> Given problem: Quote the entries word for word. Omit the pictures.

********

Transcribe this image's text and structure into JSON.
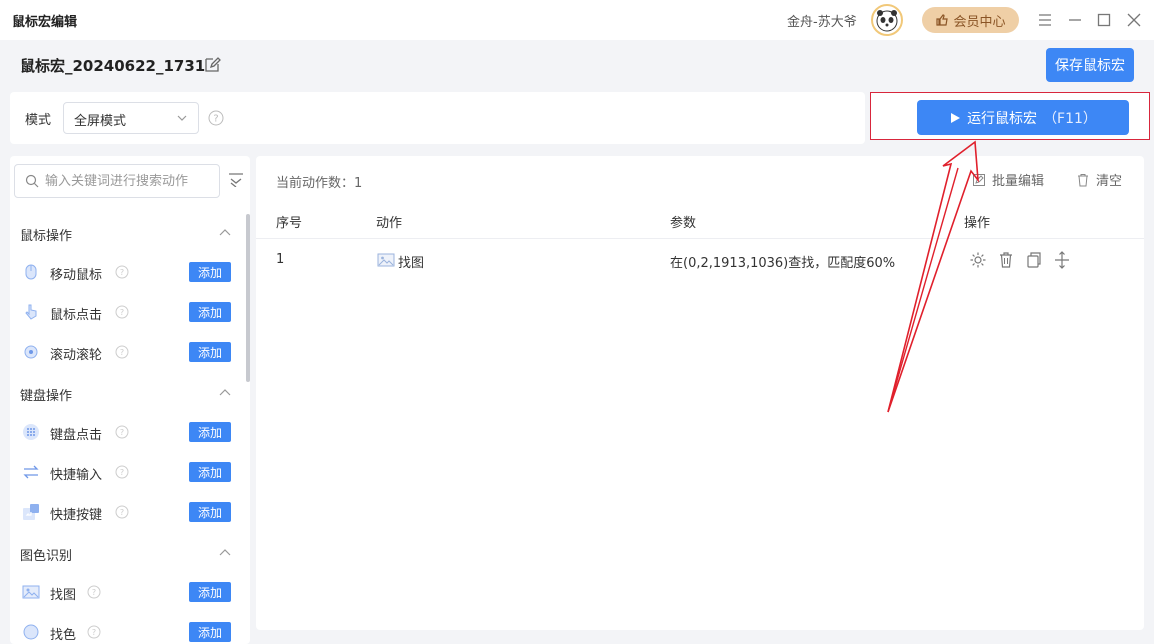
{
  "window": {
    "title": "鼠标宏编辑",
    "user_name": "金舟-苏大爷",
    "vip_label": "会员中心"
  },
  "header": {
    "macro_name": "鼠标宏_20240622_1731",
    "save_label": "保存鼠标宏"
  },
  "mode": {
    "label": "模式",
    "value": "全屏模式"
  },
  "run": {
    "label": "运行鼠标宏",
    "shortcut": "（F11）"
  },
  "sidebar": {
    "search_placeholder": "输入关键词进行搜索动作",
    "add_label": "添加",
    "groups": [
      {
        "title": "鼠标操作",
        "items": [
          "移动鼠标",
          "鼠标点击",
          "滚动滚轮"
        ]
      },
      {
        "title": "键盘操作",
        "items": [
          "键盘点击",
          "快捷输入",
          "快捷按键"
        ]
      },
      {
        "title": "图色识别",
        "items": [
          "找图",
          "找色"
        ]
      }
    ]
  },
  "main": {
    "count_label": "当前动作数：1",
    "batch_edit": "批量编辑",
    "clear": "清空",
    "columns": [
      "序号",
      "动作",
      "参数",
      "操作"
    ],
    "rows": [
      {
        "index": "1",
        "action": "找图",
        "params": "在(0,2,1913,1036)查找，匹配度60%"
      }
    ]
  },
  "colors": {
    "primary": "#3d87f5",
    "vip_bg": "#efcfa6",
    "annotation": "#d8263c"
  }
}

********

> Completed task:
Transcribe this image's text and structure into JSON.
{
  "window": {
    "title": "鼠标宏编辑",
    "user_name": "金舟-苏大爷",
    "vip_label": "会员中心"
  },
  "header": {
    "macro_name": "鼠标宏_20240622_1731",
    "save_label": "保存鼠标宏"
  },
  "mode": {
    "label": "模式",
    "value": "全屏模式"
  },
  "run": {
    "label": "运行鼠标宏",
    "shortcut": "（F11）"
  },
  "sidebar": {
    "search_placeholder": "输入关键词进行搜索动作",
    "add_label": "添加",
    "groups": [
      {
        "title": "鼠标操作",
        "items": [
          "移动鼠标",
          "鼠标点击",
          "滚动滚轮"
        ]
      },
      {
        "title": "键盘操作",
        "items": [
          "键盘点击",
          "快捷输入",
          "快捷按键"
        ]
      },
      {
        "title": "图色识别",
        "items": [
          "找图",
          "找色"
        ]
      }
    ]
  },
  "main": {
    "count_label": "当前动作数：1",
    "batch_edit": "批量编辑",
    "clear": "清空",
    "columns": [
      "序号",
      "动作",
      "参数",
      "操作"
    ],
    "rows": [
      {
        "index": "1",
        "action": "找图",
        "params": "在(0,2,1913,1036)查找，匹配度60%"
      }
    ]
  },
  "colors": {
    "primary": "#3d87f5",
    "vip_bg": "#efcfa6",
    "annotation": "#d8263c"
  }
}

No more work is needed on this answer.